[SOURCE TEXT]
════════════════
With general.log_level = "debug", the app logs the exact SAM command it was waiting on (with private keys redacted).

Latest Run Notes (2026-02-04)

Observed with sam.datagram_transport = "tcp":

SAM HELLO OK.
SESSION CREATE STYLE=DATAGRAM ... OK.
Loaded a small seed pool (at that time it came from a repo reference nodes.dat; today we use the embedded initseed).
Sent initial KADEMLIA2_BOOTSTRAP_REQ to peers, but received 0 PONG/BOOTSTRAP_RES responses within the bootstrap window.
- A likely root cause is that iMule nodes expect obfuscated/encrypted KAD UDP packets (RC4+MD5 framing), and will ignore plain OP_KADEMLIAHEADER packets.
- Another likely root cause is that the nodes list is stale (the default iMule KadNodesUrl is http://www.imule.i2p/nodes2.dat).

Next things to try if this repeats:

Switch to sam.datagram_transport = "udp_forward" (some SAM bridges implement UDP forwarding more reliably than TCP datagrams).
════════════════
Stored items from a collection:
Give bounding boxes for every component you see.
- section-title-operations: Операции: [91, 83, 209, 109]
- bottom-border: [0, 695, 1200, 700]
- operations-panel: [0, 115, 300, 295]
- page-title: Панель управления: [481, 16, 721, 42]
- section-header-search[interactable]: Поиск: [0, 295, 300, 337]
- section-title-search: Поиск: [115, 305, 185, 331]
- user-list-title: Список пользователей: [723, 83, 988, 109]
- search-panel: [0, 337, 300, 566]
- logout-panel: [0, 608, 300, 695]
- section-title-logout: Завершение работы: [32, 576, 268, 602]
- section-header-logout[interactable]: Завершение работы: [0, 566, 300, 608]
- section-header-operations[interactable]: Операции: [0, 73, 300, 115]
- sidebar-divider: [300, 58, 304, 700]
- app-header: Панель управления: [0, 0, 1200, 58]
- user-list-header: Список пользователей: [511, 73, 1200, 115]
════════════════
[STATED EXERCISE A] Substitute "actions-panel" for "operations-panel" in the entries, from the first line down through the line containing "- page-title: Панель", and give those lines again with nothing else changed.
[STATED EXERCISE B] Pick up the KAD bootstrap troubleshooting notes and continue them from the point where they stop.

[EXERCISE OUTPUT A]
Give bounding boxes for every component you see.
- section-title-operations: Операции: [91, 83, 209, 109]
- bottom-border: [0, 695, 1200, 700]
- actions-panel: [0, 115, 300, 295]
- page-title: Панель управления: [481, 16, 721, 42]

[EXERCISE OUTPUT B]
Ensure Docker/host UDP forwarding is mapped correctly if using udp_forward (sam.forward_host must be reachable from the SAM host).
Increase the bootstrap runtime (I2P tunnel build + lease set publication can take time). Defaults are now more forgiving (max_initial=256, runtime=180s, warmup=8s).
Prefer a fresher/larger nodes.dat seed pool (the embedded assets/nodes.initseed.dat may age; real discovery + persistence in data/nodes.dat should keep things fresh over time).
Avoid forcing I2P lease set encryption types unless you know all peers support it (iMule doesn't set i2cp.leaseSetEncType for its datagram session).
The app will attempt to fetch a fresh nodes2.dat over I2P from www.imule.i2p and write it to data/nodes.dat when it had to fall back to initseed/fallback.

If you see Error: SAM read timed out during bootstrap on sam.datagram_transport="tcp", that's a local read timeout on the SAM TCP socket (no inbound datagrams yet), not necessarily a SAM failure. The TCP datagram receiver was updated to block and let the bootstrap loop apply its own deadline.

Updated Run Notes (2026-02-04 19:30Z-ish)

SAM SESSION CREATE STYLE=DATAGRAM succeeded but took ~43s (so sam.control_timeout_secs=120 is warranted).
We received inbound datagrams:
- a Kad1 KADEMLIA_HELLO_REQ_DEPRECATED (opcode 0x03) from a peer
- a Kad2 KADEMLIA2_BOOTSTRAP_RES which decrypted successfully
Rust now replies to Kad1 HELLO_REQ with a Kad1 HELLO_RES containing our I2P contact details, matching iMule's WriteToKad1Contact() layout.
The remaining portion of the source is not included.